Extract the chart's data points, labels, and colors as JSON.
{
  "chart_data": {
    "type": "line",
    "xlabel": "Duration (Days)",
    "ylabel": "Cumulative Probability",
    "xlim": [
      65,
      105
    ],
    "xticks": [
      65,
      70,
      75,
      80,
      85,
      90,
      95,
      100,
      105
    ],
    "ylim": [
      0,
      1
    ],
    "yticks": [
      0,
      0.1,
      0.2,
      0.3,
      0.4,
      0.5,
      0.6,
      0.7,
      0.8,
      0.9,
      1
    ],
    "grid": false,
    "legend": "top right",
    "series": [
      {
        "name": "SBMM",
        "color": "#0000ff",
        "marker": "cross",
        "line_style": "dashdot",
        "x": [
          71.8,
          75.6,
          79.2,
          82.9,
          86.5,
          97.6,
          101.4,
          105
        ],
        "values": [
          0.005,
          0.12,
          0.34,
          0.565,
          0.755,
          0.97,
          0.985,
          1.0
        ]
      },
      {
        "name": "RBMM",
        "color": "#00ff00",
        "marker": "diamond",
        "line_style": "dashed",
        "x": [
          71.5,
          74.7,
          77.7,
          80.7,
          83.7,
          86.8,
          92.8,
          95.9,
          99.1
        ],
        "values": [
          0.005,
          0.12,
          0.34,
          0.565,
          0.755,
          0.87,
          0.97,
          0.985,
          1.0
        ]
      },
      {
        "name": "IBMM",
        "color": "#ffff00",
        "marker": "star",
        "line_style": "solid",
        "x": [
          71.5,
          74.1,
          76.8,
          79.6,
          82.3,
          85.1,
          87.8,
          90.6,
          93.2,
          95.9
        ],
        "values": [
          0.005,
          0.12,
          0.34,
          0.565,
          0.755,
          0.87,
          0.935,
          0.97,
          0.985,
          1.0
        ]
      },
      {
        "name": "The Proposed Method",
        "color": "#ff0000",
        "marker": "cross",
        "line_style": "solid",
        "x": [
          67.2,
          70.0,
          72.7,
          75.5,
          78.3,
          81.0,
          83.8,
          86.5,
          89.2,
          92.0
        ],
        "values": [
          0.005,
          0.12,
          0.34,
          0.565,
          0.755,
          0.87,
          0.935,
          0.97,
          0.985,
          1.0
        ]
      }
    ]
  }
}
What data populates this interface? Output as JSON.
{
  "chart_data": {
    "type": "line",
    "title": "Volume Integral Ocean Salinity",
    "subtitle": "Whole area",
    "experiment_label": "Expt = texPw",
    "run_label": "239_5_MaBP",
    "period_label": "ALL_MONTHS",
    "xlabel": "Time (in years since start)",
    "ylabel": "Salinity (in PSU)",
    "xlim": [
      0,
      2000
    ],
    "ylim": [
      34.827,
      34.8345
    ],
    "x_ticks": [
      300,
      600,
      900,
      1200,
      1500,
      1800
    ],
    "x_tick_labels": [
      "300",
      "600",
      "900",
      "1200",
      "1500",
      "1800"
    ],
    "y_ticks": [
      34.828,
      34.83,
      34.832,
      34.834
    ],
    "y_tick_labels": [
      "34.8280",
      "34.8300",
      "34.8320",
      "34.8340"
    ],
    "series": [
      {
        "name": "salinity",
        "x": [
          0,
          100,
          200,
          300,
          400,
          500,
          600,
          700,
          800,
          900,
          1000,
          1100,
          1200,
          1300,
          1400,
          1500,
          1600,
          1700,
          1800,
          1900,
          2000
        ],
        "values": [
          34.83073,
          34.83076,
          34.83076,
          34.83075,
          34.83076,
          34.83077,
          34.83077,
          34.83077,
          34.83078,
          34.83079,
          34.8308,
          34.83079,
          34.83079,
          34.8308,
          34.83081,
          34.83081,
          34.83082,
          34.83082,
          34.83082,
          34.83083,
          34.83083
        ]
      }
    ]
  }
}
|---|
#### SET TASK:
What is the number of lines in these records that contain "ylabel"? Reply with the number only.

#### ANSWER IN FULL:
2